##### Records for the exercise

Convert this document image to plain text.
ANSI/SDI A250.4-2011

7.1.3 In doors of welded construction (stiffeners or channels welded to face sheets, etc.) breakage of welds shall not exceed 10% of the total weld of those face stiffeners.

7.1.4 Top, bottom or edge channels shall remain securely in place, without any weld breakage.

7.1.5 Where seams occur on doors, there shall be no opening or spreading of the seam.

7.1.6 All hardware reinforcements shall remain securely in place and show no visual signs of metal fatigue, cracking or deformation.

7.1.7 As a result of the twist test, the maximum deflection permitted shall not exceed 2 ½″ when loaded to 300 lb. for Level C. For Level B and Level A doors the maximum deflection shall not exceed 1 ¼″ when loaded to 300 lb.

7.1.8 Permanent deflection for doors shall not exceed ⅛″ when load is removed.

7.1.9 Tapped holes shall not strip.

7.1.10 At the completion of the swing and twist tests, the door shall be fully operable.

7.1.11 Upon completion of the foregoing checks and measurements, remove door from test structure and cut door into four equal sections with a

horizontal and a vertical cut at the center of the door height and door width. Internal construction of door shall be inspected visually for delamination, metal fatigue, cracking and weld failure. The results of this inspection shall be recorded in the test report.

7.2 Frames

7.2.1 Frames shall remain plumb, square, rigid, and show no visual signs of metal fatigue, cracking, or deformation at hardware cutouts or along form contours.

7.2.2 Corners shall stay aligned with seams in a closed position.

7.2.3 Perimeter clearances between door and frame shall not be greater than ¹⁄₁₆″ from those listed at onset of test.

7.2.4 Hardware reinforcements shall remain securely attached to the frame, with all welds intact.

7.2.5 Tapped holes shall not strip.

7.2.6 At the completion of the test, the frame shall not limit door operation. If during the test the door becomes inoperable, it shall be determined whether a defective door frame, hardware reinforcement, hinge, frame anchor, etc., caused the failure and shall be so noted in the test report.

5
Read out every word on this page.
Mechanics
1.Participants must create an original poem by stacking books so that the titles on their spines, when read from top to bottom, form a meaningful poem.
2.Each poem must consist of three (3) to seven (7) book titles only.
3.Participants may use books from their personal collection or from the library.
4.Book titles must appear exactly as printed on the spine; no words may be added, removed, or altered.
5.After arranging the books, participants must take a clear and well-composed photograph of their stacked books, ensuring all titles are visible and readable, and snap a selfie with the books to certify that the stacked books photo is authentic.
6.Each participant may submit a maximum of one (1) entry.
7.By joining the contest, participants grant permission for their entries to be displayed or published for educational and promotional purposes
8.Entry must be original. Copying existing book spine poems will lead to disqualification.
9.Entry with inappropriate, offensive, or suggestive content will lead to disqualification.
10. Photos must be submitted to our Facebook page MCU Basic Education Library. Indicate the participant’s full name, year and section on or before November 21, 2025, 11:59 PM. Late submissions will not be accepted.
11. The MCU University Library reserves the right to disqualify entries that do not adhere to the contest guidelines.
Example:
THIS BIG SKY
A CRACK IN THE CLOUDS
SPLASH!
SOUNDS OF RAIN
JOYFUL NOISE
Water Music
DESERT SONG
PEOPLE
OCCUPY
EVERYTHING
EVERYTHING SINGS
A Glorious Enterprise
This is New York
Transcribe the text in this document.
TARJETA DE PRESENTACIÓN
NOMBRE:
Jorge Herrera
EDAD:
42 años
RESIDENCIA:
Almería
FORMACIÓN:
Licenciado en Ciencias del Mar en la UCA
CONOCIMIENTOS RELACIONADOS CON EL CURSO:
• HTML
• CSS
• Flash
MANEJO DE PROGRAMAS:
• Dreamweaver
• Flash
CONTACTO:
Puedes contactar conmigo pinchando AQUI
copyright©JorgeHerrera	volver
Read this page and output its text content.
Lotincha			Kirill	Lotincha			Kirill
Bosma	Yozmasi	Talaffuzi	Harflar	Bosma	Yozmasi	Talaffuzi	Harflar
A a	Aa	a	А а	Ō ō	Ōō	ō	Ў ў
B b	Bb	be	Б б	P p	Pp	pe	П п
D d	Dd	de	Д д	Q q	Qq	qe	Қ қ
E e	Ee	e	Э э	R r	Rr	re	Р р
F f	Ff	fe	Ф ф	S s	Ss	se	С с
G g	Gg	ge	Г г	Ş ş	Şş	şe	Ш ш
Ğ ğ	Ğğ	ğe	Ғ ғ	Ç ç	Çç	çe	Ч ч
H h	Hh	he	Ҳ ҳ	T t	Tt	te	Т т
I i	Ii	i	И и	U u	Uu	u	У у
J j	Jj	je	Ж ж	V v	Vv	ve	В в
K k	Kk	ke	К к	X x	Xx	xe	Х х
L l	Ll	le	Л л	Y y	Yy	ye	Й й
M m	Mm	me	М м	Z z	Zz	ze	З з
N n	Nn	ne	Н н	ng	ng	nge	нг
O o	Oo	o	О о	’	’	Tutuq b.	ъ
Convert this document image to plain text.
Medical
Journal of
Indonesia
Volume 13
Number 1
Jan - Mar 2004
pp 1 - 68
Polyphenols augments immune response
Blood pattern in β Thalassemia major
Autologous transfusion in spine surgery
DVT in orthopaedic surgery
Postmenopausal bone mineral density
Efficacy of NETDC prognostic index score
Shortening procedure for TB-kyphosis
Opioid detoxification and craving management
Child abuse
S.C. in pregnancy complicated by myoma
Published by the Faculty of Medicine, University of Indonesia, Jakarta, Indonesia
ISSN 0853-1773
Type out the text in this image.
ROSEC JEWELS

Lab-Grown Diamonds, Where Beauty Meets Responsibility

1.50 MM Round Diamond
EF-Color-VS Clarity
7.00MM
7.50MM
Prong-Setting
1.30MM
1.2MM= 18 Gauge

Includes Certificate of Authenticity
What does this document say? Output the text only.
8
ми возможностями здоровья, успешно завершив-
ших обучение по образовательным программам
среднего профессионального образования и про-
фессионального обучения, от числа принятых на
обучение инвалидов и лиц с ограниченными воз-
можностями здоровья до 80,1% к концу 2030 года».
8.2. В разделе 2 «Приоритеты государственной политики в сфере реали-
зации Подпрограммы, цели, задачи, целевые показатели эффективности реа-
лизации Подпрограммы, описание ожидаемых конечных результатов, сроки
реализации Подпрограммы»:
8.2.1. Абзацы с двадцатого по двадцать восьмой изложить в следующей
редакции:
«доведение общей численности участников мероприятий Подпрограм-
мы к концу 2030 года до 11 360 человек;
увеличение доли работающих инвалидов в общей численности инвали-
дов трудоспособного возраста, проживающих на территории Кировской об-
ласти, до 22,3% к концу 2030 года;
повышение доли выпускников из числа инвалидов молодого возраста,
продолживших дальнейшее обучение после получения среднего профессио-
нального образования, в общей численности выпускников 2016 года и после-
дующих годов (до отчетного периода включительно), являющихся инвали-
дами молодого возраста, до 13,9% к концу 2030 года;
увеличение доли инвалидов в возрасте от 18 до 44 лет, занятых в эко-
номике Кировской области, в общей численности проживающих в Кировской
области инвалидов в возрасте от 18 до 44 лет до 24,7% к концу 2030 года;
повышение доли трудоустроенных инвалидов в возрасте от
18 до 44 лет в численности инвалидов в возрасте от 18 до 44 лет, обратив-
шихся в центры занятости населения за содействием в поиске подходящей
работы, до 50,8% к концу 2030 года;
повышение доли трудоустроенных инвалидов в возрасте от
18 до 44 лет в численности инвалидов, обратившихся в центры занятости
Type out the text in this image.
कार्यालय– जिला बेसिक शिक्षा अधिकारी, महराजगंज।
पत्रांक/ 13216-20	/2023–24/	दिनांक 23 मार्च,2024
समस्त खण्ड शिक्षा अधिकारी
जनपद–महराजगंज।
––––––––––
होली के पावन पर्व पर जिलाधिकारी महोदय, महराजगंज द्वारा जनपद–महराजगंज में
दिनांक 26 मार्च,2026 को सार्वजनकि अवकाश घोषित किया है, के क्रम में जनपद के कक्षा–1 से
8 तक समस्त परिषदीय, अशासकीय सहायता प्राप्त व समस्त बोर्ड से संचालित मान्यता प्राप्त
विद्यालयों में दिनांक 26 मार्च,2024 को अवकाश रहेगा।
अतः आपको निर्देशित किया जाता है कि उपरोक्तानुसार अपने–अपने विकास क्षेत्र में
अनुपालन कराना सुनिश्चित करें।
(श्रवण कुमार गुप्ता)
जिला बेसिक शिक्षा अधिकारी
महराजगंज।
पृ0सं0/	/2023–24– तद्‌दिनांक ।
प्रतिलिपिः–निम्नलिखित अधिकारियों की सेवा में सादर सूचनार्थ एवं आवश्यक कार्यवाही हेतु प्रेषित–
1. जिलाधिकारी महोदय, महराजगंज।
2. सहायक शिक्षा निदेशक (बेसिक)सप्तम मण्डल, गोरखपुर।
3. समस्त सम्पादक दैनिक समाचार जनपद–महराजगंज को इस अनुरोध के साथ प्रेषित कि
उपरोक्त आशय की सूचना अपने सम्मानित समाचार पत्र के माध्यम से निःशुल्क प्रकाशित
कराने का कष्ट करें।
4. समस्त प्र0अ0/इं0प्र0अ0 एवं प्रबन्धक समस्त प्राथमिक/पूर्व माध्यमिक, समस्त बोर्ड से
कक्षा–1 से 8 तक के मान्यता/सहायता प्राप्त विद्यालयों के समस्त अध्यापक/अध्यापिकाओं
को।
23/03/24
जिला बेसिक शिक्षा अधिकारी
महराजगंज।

##########

_Problem to work on_: Copy out each line that contains the word "reinforcements".

_Answer to the problem_:
7.1.6 All hardware reinforcements shall remain securely in place and show no visual signs of metal fatigue, cracking or deformation.
7.2.4 Hardware reinforcements shall remain securely attached to the frame, with all welds intact.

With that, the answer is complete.